• [Problem statement] Could you give the data below again, exactly and completely?
START
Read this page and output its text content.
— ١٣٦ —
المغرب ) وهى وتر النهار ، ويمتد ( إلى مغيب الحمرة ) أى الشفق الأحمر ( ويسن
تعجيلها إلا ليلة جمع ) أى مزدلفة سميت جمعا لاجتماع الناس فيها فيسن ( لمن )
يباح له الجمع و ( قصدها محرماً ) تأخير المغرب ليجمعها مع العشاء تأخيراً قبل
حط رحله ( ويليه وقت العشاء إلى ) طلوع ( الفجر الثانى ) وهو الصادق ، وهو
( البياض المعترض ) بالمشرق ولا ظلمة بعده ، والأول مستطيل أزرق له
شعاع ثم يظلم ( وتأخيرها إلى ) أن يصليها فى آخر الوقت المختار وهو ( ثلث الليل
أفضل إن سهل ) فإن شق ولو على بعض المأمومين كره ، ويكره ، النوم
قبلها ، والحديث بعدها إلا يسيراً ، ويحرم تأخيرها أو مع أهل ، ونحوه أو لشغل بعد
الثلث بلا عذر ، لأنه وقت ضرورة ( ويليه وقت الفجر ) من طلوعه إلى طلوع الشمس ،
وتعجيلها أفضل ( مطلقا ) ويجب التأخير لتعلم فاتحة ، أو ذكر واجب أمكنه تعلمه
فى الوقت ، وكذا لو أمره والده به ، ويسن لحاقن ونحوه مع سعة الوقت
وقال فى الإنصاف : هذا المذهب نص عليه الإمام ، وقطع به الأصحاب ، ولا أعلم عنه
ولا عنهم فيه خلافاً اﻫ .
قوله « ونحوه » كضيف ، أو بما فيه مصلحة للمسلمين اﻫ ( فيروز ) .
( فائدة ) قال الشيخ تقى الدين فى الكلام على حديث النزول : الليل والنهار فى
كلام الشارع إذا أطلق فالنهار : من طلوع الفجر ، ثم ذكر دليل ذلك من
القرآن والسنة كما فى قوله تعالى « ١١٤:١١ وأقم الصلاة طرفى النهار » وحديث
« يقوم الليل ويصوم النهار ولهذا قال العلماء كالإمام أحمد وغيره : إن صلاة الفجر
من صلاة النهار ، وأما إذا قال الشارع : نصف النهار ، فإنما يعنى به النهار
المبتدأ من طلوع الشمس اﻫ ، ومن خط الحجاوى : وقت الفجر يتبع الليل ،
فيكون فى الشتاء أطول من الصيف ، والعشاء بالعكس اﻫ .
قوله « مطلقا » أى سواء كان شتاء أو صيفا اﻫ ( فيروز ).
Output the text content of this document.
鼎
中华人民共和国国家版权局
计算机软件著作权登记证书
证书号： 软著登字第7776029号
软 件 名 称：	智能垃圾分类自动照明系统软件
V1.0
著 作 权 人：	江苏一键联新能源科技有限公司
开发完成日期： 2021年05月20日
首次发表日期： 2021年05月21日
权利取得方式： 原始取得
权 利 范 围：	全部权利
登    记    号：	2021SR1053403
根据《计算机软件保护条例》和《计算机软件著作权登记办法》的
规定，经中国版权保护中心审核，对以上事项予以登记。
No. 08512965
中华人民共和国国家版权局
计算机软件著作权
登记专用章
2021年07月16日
END
• [Written reply]
Read this page and output its text content.
— ١٣٦ —
المغرب ) وهى وتر النهار ، ويمتد ( إلى مغيب الحمرة ) أى الشفق الأحمر ( ويسن
تعجيلها إلا ليلة جمع ) أى مزدلفة سميت جمعا لاجتماع الناس فيها فيسن ( لمن )
يباح له الجمع و ( قصدها محرماً ) تأخير المغرب ليجمعها مع العشاء تأخيراً قبل
حط رحله ( ويليه وقت العشاء إلى ) طلوع ( الفجر الثانى ) وهو الصادق ، وهو
( البياض المعترض ) بالمشرق ولا ظلمة بعده ، والأول مستطيل أزرق له
شعاع ثم يظلم ( وتأخيرها إلى ) أن يصليها فى آخر الوقت المختار وهو ( ثلث الليل
أفضل إن سهل ) فإن شق ولو على بعض المأمومين كره ، ويكره ، النوم
قبلها ، والحديث بعدها إلا يسيراً ، ويحرم تأخيرها أو مع أهل ، ونحوه أو لشغل بعد
الثلث بلا عذر ، لأنه وقت ضرورة ( ويليه وقت الفجر ) من طلوعه إلى طلوع الشمس ،
وتعجيلها أفضل ( مطلقا ) ويجب التأخير لتعلم فاتحة ، أو ذكر واجب أمكنه تعلمه
فى الوقت ، وكذا لو أمره والده به ، ويسن لحاقن ونحوه مع سعة الوقت
وقال فى الإنصاف : هذا المذهب نص عليه الإمام ، وقطع به الأصحاب ، ولا أعلم عنه
ولا عنهم فيه خلافاً اﻫ .
قوله « ونحوه » كضيف ، أو بما فيه مصلحة للمسلمين اﻫ ( فيروز ) .
( فائدة ) قال الشيخ تقى الدين فى الكلام على حديث النزول : الليل والنهار فى
كلام الشارع إذا أطلق فالنهار : من طلوع الفجر ، ثم ذكر دليل ذلك من
القرآن والسنة كما فى قوله تعالى « ١١٤:١١ وأقم الصلاة طرفى النهار » وحديث
« يقوم الليل ويصوم النهار ولهذا قال العلماء كالإمام أحمد وغيره : إن صلاة الفجر
من صلاة النهار ، وأما إذا قال الشارع : نصف النهار ، فإنما يعنى به النهار
المبتدأ من طلوع الشمس اﻫ ، ومن خط الحجاوى : وقت الفجر يتبع الليل ،
فيكون فى الشتاء أطول من الصيف ، والعشاء بالعكس اﻫ .
قوله « مطلقا » أى سواء كان شتاء أو صيفا اﻫ ( فيروز ).
Output the text content of this document.
鼎
中华人民共和国国家版权局
计算机软件著作权登记证书
证书号： 软著登字第7776029号
软 件 名 称：	智能垃圾分类自动照明系统软件
V1.0
著 作 权 人：	江苏一键联新能源科技有限公司
开发完成日期： 2021年05月20日
首次发表日期： 2021年05月21日
权利取得方式： 原始取得
权 利 范 围：	全部权利
登    记    号：	2021SR1053403
根据《计算机软件保护条例》和《计算机软件著作权登记办法》的
规定，经中国版权保护中心审核，对以上事项予以登记。
No. 08512965
中华人民共和国国家版权局
计算机软件著作权
登记专用章
2021年07月16日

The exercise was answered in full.